Given data

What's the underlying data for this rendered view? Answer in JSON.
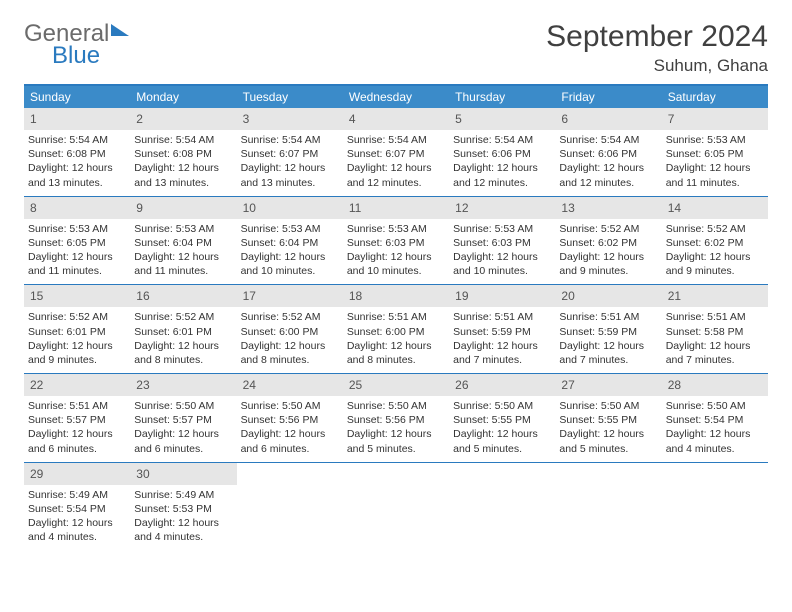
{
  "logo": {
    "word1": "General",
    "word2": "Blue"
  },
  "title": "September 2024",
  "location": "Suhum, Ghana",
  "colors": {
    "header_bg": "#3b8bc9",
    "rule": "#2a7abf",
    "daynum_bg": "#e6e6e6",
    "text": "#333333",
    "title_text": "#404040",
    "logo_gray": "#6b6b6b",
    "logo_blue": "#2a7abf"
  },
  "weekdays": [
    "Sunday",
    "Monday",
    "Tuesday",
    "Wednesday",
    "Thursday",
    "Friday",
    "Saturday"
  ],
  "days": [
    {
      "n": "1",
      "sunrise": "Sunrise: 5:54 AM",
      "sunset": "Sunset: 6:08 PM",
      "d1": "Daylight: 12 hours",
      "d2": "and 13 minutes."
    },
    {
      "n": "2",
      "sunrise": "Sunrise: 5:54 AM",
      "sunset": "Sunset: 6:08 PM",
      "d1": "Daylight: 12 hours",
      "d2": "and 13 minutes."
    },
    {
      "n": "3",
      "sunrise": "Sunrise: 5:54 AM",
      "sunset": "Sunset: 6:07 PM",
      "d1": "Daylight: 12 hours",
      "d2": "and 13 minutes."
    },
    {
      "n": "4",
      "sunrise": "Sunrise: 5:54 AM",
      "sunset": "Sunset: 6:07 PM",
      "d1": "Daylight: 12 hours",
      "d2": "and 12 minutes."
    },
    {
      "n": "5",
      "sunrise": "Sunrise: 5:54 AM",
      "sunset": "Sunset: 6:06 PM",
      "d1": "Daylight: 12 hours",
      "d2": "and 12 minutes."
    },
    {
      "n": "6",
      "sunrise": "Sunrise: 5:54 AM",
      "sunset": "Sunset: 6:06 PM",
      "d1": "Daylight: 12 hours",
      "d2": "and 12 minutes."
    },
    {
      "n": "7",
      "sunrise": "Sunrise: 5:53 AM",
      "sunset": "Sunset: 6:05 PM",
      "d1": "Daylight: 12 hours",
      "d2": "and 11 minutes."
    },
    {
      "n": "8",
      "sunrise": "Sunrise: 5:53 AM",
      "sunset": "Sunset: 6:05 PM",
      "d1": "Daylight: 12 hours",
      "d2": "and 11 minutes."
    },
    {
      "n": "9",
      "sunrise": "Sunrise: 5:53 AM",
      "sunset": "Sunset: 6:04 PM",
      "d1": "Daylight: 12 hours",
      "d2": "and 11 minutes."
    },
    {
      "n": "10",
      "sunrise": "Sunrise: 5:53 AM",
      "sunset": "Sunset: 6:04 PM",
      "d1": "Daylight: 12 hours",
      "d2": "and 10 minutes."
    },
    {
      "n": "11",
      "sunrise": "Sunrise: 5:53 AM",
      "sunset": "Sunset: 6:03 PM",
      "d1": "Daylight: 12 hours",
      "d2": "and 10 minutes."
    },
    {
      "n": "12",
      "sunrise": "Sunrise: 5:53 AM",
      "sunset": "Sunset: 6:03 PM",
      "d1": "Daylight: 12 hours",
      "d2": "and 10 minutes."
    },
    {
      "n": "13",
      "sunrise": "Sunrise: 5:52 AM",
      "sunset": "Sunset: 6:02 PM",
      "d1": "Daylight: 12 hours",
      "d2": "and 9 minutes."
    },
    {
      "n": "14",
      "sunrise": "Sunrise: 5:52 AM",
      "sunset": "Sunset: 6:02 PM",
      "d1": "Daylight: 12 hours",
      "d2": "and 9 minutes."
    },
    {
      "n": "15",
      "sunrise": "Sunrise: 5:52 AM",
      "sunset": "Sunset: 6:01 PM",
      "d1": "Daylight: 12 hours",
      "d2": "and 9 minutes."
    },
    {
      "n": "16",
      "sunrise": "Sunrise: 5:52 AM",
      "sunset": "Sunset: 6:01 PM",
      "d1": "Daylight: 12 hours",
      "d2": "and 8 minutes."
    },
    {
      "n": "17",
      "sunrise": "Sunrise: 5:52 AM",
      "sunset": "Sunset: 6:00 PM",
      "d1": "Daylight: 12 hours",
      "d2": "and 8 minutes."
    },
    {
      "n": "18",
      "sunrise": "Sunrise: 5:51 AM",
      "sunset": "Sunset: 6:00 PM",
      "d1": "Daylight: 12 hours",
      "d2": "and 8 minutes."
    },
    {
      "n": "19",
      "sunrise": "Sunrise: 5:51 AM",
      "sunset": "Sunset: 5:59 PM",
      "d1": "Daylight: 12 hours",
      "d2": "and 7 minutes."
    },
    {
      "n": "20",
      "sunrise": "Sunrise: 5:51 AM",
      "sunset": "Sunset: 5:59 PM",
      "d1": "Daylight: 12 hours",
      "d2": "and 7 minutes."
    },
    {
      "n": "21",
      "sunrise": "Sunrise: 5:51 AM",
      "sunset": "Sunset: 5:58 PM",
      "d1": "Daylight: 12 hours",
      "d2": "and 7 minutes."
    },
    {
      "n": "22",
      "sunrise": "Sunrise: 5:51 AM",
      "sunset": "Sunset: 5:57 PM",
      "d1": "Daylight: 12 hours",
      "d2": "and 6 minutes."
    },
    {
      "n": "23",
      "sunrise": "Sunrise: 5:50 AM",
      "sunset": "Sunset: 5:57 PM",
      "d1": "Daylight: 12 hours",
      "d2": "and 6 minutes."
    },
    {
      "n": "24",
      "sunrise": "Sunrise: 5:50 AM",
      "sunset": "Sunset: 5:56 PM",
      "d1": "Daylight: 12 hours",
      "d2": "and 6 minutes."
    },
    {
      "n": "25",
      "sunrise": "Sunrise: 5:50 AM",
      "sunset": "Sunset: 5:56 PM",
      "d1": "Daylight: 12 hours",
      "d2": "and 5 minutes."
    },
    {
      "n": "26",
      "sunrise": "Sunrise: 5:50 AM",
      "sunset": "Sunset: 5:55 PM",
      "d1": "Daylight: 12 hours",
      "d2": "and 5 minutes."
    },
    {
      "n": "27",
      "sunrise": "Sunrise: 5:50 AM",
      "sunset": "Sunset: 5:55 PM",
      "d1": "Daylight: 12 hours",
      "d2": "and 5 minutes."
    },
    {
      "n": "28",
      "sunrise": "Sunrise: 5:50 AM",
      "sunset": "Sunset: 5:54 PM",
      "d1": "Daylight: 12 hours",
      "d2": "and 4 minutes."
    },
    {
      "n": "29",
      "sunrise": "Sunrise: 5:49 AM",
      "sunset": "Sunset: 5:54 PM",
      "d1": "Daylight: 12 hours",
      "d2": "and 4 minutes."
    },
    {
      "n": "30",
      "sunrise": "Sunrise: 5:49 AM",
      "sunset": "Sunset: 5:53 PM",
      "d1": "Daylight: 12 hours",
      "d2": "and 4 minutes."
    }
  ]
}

Task objective
Leave out the pictures and give the listing above again exactly.

Solution to the exercise
What's the underlying data for this rendered view? Answer in JSON.
{
  "logo": {
    "word1": "General",
    "word2": "Blue"
  },
  "title": "September 2024",
  "location": "Suhum, Ghana",
  "colors": {
    "header_bg": "#3b8bc9",
    "rule": "#2a7abf",
    "daynum_bg": "#e6e6e6",
    "text": "#333333",
    "title_text": "#404040",
    "logo_gray": "#6b6b6b",
    "logo_blue": "#2a7abf"
  },
  "weekdays": [
    "Sunday",
    "Monday",
    "Tuesday",
    "Wednesday",
    "Thursday",
    "Friday",
    "Saturday"
  ],
  "days": [
    {
      "n": "1",
      "sunrise": "Sunrise: 5:54 AM",
      "sunset": "Sunset: 6:08 PM",
      "d1": "Daylight: 12 hours",
      "d2": "and 13 minutes."
    },
    {
      "n": "2",
      "sunrise": "Sunrise: 5:54 AM",
      "sunset": "Sunset: 6:08 PM",
      "d1": "Daylight: 12 hours",
      "d2": "and 13 minutes."
    },
    {
      "n": "3",
      "sunrise": "Sunrise: 5:54 AM",
      "sunset": "Sunset: 6:07 PM",
      "d1": "Daylight: 12 hours",
      "d2": "and 13 minutes."
    },
    {
      "n": "4",
      "sunrise": "Sunrise: 5:54 AM",
      "sunset": "Sunset: 6:07 PM",
      "d1": "Daylight: 12 hours",
      "d2": "and 12 minutes."
    },
    {
      "n": "5",
      "sunrise": "Sunrise: 5:54 AM",
      "sunset": "Sunset: 6:06 PM",
      "d1": "Daylight: 12 hours",
      "d2": "and 12 minutes."
    },
    {
      "n": "6",
      "sunrise": "Sunrise: 5:54 AM",
      "sunset": "Sunset: 6:06 PM",
      "d1": "Daylight: 12 hours",
      "d2": "and 12 minutes."
    },
    {
      "n": "7",
      "sunrise": "Sunrise: 5:53 AM",
      "sunset": "Sunset: 6:05 PM",
      "d1": "Daylight: 12 hours",
      "d2": "and 11 minutes."
    },
    {
      "n": "8",
      "sunrise": "Sunrise: 5:53 AM",
      "sunset": "Sunset: 6:05 PM",
      "d1": "Daylight: 12 hours",
      "d2": "and 11 minutes."
    },
    {
      "n": "9",
      "sunrise": "Sunrise: 5:53 AM",
      "sunset": "Sunset: 6:04 PM",
      "d1": "Daylight: 12 hours",
      "d2": "and 11 minutes."
    },
    {
      "n": "10",
      "sunrise": "Sunrise: 5:53 AM",
      "sunset": "Sunset: 6:04 PM",
      "d1": "Daylight: 12 hours",
      "d2": "and 10 minutes."
    },
    {
      "n": "11",
      "sunrise": "Sunrise: 5:53 AM",
      "sunset": "Sunset: 6:03 PM",
      "d1": "Daylight: 12 hours",
      "d2": "and 10 minutes."
    },
    {
      "n": "12",
      "sunrise": "Sunrise: 5:53 AM",
      "sunset": "Sunset: 6:03 PM",
      "d1": "Daylight: 12 hours",
      "d2": "and 10 minutes."
    },
    {
      "n": "13",
      "sunrise": "Sunrise: 5:52 AM",
      "sunset": "Sunset: 6:02 PM",
      "d1": "Daylight: 12 hours",
      "d2": "and 9 minutes."
    },
    {
      "n": "14",
      "sunrise": "Sunrise: 5:52 AM",
      "sunset": "Sunset: 6:02 PM",
      "d1": "Daylight: 12 hours",
      "d2": "and 9 minutes."
    },
    {
      "n": "15",
      "sunrise": "Sunrise: 5:52 AM",
      "sunset": "Sunset: 6:01 PM",
      "d1": "Daylight: 12 hours",
      "d2": "and 9 minutes."
    },
    {
      "n": "16",
      "sunrise": "Sunrise: 5:52 AM",
      "sunset": "Sunset: 6:01 PM",
      "d1": "Daylight: 12 hours",
      "d2": "and 8 minutes."
    },
    {
      "n": "17",
      "sunrise": "Sunrise: 5:52 AM",
      "sunset": "Sunset: 6:00 PM",
      "d1": "Daylight: 12 hours",
      "d2": "and 8 minutes."
    },
    {
      "n": "18",
      "sunrise": "Sunrise: 5:51 AM",
      "sunset": "Sunset: 6:00 PM",
      "d1": "Daylight: 12 hours",
      "d2": "and 8 minutes."
    },
    {
      "n": "19",
      "sunrise": "Sunrise: 5:51 AM",
      "sunset": "Sunset: 5:59 PM",
      "d1": "Daylight: 12 hours",
      "d2": "and 7 minutes."
    },
    {
      "n": "20",
      "sunrise": "Sunrise: 5:51 AM",
      "sunset": "Sunset: 5:59 PM",
      "d1": "Daylight: 12 hours",
      "d2": "and 7 minutes."
    },
    {
      "n": "21",
      "sunrise": "Sunrise: 5:51 AM",
      "sunset": "Sunset: 5:58 PM",
      "d1": "Daylight: 12 hours",
      "d2": "and 7 minutes."
    },
    {
      "n": "22",
      "sunrise": "Sunrise: 5:51 AM",
      "sunset": "Sunset: 5:57 PM",
      "d1": "Daylight: 12 hours",
      "d2": "and 6 minutes."
    },
    {
      "n": "23",
      "sunrise": "Sunrise: 5:50 AM",
      "sunset": "Sunset: 5:57 PM",
      "d1": "Daylight: 12 hours",
      "d2": "and 6 minutes."
    },
    {
      "n": "24",
      "sunrise": "Sunrise: 5:50 AM",
      "sunset": "Sunset: 5:56 PM",
      "d1": "Daylight: 12 hours",
      "d2": "and 6 minutes."
    },
    {
      "n": "25",
      "sunrise": "Sunrise: 5:50 AM",
      "sunset": "Sunset: 5:56 PM",
      "d1": "Daylight: 12 hours",
      "d2": "and 5 minutes."
    },
    {
      "n": "26",
      "sunrise": "Sunrise: 5:50 AM",
      "sunset": "Sunset: 5:55 PM",
      "d1": "Daylight: 12 hours",
      "d2": "and 5 minutes."
    },
    {
      "n": "27",
      "sunrise": "Sunrise: 5:50 AM",
      "sunset": "Sunset: 5:55 PM",
      "d1": "Daylight: 12 hours",
      "d2": "and 5 minutes."
    },
    {
      "n": "28",
      "sunrise": "Sunrise: 5:50 AM",
      "sunset": "Sunset: 5:54 PM",
      "d1": "Daylight: 12 hours",
      "d2": "and 4 minutes."
    },
    {
      "n": "29",
      "sunrise": "Sunrise: 5:49 AM",
      "sunset": "Sunset: 5:54 PM",
      "d1": "Daylight: 12 hours",
      "d2": "and 4 minutes."
    },
    {
      "n": "30",
      "sunrise": "Sunrise: 5:49 AM",
      "sunset": "Sunset: 5:53 PM",
      "d1": "Daylight: 12 hours",
      "d2": "and 4 minutes."
    }
  ]
}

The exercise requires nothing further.